**Work instructions:**
Copy the passage below on AI chatbots and Gen Z shoppers from "In conclusion, this" through "competitive digital landscape.", changing "e-commerce businesses" to "online retailers".

**Excerpted passage:**
-------
This study, while offering significant insights into the impact of AI chatbot attributes on customer satisfaction and loyalty among Gen Z users in e-commerce, is subject to several limitations. The unexpected negative relationships observed for Information Quality and Usability with Customer Satisfaction highlight a potential limitation in fully capturing the nuanced perceptions of these attributes among Gen Z. Similarly, the non-significant influence of Interactivity, Experience, and Psychological Ownership on Customer Satisfaction suggests that, as defined or measured in this study, these constructs might not universally or sufficiently drive satisfaction for this demographic in e-commerce contexts. Future research could employ qualitative analysis to delve deeper into Gen Z's specific expectations and interpretations of these chatbot attributes. The research utilized judgmental sampling for participant recruitment (Gen Z consumers who have used AI chatbots on e-commerce platforms), it inherently limits the broader generalizability of the findings. Future research could explore more diverse sampling strategies or replicate the study across different demographics to enhance the external validity of the conclusions.
In conclusion, this study makes a significant contribution to the limited body of knowledge by rigorously identifying critical chatbot attributes perceived by Gen Z users and empirically validating a robust research model that illuminates the antecedents of "smart experiences" in chatbot interactions. It provides evidence-based guidance for e-commerce businesses and chatbot developers, urging them to prioritize investments in System Quality and Personalization to enhance user contentment. Furthermore, it highlights the need to critically reassess how Information Quality and Usability are delivered to meet the sophisticated expectations of Gen Z, ultimately enabling businesses to enhance user experiences and strengthen customer loyalty in the competitive digital landscape.
-------
**Data section:**
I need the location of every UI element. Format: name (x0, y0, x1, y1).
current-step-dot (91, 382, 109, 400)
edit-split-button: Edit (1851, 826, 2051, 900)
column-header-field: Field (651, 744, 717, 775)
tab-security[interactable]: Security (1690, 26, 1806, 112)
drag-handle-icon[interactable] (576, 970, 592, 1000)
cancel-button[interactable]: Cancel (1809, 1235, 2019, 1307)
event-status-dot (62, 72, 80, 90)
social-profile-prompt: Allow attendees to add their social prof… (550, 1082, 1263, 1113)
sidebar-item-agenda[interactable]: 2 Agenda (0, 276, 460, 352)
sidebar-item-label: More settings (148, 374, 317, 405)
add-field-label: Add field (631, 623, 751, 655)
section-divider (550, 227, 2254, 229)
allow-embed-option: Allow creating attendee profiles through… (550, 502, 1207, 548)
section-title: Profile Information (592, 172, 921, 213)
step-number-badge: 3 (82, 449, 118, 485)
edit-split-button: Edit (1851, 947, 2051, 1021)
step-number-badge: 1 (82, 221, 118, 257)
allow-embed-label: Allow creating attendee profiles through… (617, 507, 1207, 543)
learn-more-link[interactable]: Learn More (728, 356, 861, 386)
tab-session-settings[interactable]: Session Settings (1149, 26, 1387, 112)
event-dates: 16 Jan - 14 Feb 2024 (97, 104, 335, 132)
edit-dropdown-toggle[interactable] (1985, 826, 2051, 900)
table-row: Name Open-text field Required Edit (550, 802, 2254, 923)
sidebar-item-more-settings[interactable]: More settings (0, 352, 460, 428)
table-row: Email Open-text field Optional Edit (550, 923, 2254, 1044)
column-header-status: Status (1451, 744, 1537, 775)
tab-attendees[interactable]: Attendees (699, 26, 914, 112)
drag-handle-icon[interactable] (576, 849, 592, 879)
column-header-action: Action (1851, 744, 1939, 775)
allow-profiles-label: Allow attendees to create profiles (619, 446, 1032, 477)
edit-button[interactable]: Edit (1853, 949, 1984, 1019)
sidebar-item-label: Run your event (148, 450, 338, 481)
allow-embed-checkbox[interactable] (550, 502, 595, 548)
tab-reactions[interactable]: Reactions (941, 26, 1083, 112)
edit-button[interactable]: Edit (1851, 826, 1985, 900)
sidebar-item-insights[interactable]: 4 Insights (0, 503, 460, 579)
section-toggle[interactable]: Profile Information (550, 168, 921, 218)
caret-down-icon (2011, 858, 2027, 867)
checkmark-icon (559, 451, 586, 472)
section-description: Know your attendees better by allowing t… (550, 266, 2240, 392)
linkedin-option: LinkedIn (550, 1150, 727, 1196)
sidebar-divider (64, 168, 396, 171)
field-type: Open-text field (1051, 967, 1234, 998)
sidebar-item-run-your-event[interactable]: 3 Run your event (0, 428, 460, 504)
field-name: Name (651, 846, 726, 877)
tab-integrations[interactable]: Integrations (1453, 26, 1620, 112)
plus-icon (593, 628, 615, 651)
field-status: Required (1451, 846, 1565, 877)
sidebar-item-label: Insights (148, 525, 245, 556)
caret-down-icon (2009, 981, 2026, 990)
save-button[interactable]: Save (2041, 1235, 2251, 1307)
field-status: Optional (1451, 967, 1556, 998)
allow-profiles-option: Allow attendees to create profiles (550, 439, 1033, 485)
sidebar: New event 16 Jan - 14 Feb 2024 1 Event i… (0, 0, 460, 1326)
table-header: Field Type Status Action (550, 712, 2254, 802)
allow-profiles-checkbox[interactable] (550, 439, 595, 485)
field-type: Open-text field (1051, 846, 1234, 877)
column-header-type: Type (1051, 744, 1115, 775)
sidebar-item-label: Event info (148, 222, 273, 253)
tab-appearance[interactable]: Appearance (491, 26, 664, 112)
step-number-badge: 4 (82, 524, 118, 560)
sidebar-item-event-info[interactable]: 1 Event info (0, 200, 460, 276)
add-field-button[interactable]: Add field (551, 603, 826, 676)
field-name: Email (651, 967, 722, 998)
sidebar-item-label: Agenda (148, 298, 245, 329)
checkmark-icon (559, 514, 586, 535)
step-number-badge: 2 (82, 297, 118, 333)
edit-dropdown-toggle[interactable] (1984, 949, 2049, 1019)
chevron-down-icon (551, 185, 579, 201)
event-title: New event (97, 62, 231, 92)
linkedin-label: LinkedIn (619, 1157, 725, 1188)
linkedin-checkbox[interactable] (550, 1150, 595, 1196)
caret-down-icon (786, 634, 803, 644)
-------
**Solution to the exercise:**
In conclusion, this study makes a significant contribution to the limited body of knowledge by rigorously identifying critical chatbot attributes perceived by Gen Z users and empirically validating a robust research model that illuminates the antecedents of "smart experiences" in chatbot interactions. It provides evidence-based guidance for online retailers and chatbot developers, urging them to prioritize investments in System Quality and Personalization to enhance user contentment. Furthermore, it highlights the need to critically reassess how Information Quality and Usability are delivered to meet the sophisticated expectations of Gen Z, ultimately enabling businesses to enhance user experiences and strengthen customer loyalty in the competitive digital landscape.